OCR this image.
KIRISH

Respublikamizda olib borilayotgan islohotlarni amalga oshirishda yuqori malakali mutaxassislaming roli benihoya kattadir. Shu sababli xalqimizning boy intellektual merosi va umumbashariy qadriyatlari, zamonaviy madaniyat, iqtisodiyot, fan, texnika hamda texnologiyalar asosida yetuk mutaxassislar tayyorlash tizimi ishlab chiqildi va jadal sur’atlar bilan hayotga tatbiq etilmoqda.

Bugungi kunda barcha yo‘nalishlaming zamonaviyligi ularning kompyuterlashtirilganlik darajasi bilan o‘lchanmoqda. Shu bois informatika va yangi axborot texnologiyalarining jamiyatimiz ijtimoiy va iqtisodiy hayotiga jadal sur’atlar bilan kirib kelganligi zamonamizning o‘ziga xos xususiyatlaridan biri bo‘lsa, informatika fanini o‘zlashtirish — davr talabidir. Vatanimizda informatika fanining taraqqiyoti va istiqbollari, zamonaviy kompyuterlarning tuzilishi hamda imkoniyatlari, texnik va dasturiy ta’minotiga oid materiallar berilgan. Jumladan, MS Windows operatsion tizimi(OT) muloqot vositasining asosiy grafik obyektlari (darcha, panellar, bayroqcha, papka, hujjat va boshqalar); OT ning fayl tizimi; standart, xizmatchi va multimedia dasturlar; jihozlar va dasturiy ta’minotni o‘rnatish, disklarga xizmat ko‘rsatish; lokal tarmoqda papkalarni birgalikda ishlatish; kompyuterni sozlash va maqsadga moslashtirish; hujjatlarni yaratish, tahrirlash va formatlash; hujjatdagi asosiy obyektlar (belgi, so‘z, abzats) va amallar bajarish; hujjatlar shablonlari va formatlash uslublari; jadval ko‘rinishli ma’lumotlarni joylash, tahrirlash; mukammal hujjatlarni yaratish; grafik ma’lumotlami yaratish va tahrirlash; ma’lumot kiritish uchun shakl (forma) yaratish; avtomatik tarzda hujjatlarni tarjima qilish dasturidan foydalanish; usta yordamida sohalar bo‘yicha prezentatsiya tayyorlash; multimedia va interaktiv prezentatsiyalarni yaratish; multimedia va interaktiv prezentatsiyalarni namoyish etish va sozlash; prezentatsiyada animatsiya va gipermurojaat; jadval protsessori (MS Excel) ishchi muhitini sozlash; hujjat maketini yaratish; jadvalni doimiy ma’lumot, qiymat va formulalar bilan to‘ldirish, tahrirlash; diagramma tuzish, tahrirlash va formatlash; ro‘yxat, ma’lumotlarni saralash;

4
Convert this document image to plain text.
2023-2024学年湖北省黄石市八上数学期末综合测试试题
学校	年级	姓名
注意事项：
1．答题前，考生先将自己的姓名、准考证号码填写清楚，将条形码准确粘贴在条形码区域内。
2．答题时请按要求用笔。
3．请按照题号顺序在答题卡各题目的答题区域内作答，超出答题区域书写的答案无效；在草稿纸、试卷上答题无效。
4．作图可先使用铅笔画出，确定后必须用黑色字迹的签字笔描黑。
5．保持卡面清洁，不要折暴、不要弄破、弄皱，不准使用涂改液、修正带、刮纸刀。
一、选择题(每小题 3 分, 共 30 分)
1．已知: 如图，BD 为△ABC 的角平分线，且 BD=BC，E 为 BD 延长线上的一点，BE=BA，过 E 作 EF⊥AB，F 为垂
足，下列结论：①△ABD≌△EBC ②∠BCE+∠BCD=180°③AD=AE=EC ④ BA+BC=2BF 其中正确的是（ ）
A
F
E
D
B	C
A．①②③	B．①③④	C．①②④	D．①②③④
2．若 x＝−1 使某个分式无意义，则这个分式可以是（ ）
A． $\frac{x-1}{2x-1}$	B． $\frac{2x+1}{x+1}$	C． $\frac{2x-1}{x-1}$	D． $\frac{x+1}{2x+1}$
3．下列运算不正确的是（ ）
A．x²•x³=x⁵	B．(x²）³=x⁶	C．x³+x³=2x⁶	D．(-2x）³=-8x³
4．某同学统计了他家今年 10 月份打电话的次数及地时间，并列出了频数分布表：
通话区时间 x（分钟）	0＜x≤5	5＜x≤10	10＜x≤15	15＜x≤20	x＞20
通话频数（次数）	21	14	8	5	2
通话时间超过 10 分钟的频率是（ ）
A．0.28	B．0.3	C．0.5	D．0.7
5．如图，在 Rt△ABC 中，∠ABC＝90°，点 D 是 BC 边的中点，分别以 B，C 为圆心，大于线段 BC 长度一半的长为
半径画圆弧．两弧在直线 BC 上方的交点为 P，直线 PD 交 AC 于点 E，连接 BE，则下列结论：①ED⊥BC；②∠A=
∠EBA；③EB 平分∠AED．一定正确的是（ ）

EXERCISE REQUIREMENTS >>
Faithfully copy every entry, leaving nothing out.

OUTPUT FOR THIS TASK >>
OCR this image.
KIRISH

Respublikamizda olib borilayotgan islohotlarni amalga oshirishda yuqori malakali mutaxassislaming roli benihoya kattadir. Shu sababli xalqimizning boy intellektual merosi va umumbashariy qadriyatlari, zamonaviy madaniyat, iqtisodiyot, fan, texnika hamda texnologiyalar asosida yetuk mutaxassislar tayyorlash tizimi ishlab chiqildi va jadal sur’atlar bilan hayotga tatbiq etilmoqda.

Bugungi kunda barcha yo‘nalishlaming zamonaviyligi ularning kompyuterlashtirilganlik darajasi bilan o‘lchanmoqda. Shu bois informatika va yangi axborot texnologiyalarining jamiyatimiz ijtimoiy va iqtisodiy hayotiga jadal sur’atlar bilan kirib kelganligi zamonamizning o‘ziga xos xususiyatlaridan biri bo‘lsa, informatika fanini o‘zlashtirish — davr talabidir. Vatanimizda informatika fanining taraqqiyoti va istiqbollari, zamonaviy kompyuterlarning tuzilishi hamda imkoniyatlari, texnik va dasturiy ta’minotiga oid materiallar berilgan. Jumladan, MS Windows operatsion tizimi(OT) muloqot vositasining asosiy grafik obyektlari (darcha, panellar, bayroqcha, papka, hujjat va boshqalar); OT ning fayl tizimi; standart, xizmatchi va multimedia dasturlar; jihozlar va dasturiy ta’minotni o‘rnatish, disklarga xizmat ko‘rsatish; lokal tarmoqda papkalarni birgalikda ishlatish; kompyuterni sozlash va maqsadga moslashtirish; hujjatlarni yaratish, tahrirlash va formatlash; hujjatdagi asosiy obyektlar (belgi, so‘z, abzats) va amallar bajarish; hujjatlar shablonlari va formatlash uslublari; jadval ko‘rinishli ma’lumotlarni joylash, tahrirlash; mukammal hujjatlarni yaratish; grafik ma’lumotlami yaratish va tahrirlash; ma’lumot kiritish uchun shakl (forma) yaratish; avtomatik tarzda hujjatlarni tarjima qilish dasturidan foydalanish; usta yordamida sohalar bo‘yicha prezentatsiya tayyorlash; multimedia va interaktiv prezentatsiyalarni yaratish; multimedia va interaktiv prezentatsiyalarni namoyish etish va sozlash; prezentatsiyada animatsiya va gipermurojaat; jadval protsessori (MS Excel) ishchi muhitini sozlash; hujjat maketini yaratish; jadvalni doimiy ma’lumot, qiymat va formulalar bilan to‘ldirish, tahrirlash; diagramma tuzish, tahrirlash va formatlash; ro‘yxat, ma’lumotlarni saralash;

4
Convert this document image to plain text.
2023-2024学年湖北省黄石市八上数学期末综合测试试题
学校	年级	姓名
注意事项：
1．答题前，考生先将自己的姓名、准考证号码填写清楚，将条形码准确粘贴在条形码区域内。
2．答题时请按要求用笔。
3．请按照题号顺序在答题卡各题目的答题区域内作答，超出答题区域书写的答案无效；在草稿纸、试卷上答题无效。
4．作图可先使用铅笔画出，确定后必须用黑色字迹的签字笔描黑。
5．保持卡面清洁，不要折暴、不要弄破、弄皱，不准使用涂改液、修正带、刮纸刀。
一、选择题(每小题 3 分, 共 30 分)
1．已知: 如图，BD 为△ABC 的角平分线，且 BD=BC，E 为 BD 延长线上的一点，BE=BA，过 E 作 EF⊥AB，F 为垂
足，下列结论：①△ABD≌△EBC ②∠BCE+∠BCD=180°③AD=AE=EC ④ BA+BC=2BF 其中正确的是（ ）
A
F
E
D
B	C
A．①②③	B．①③④	C．①②④	D．①②③④
2．若 x＝−1 使某个分式无意义，则这个分式可以是（ ）
A． $\frac{x-1}{2x-1}$	B． $\frac{2x+1}{x+1}$	C． $\frac{2x-1}{x-1}$	D． $\frac{x+1}{2x+1}$
3．下列运算不正确的是（ ）
A．x²•x³=x⁵	B．(x²）³=x⁶	C．x³+x³=2x⁶	D．(-2x）³=-8x³
4．某同学统计了他家今年 10 月份打电话的次数及地时间，并列出了频数分布表：
通话区时间 x（分钟）	0＜x≤5	5＜x≤10	10＜x≤15	15＜x≤20	x＞20
通话频数（次数）	21	14	8	5	2
通话时间超过 10 分钟的频率是（ ）
A．0.28	B．0.3	C．0.5	D．0.7
5．如图，在 Rt△ABC 中，∠ABC＝90°，点 D 是 BC 边的中点，分别以 B，C 为圆心，大于线段 BC 长度一半的长为
半径画圆弧．两弧在直线 BC 上方的交点为 P，直线 PD 交 AC 于点 E，连接 BE，则下列结论：①ED⊥BC；②∠A=
∠EBA；③EB 平分∠AED．一定正确的是（ ）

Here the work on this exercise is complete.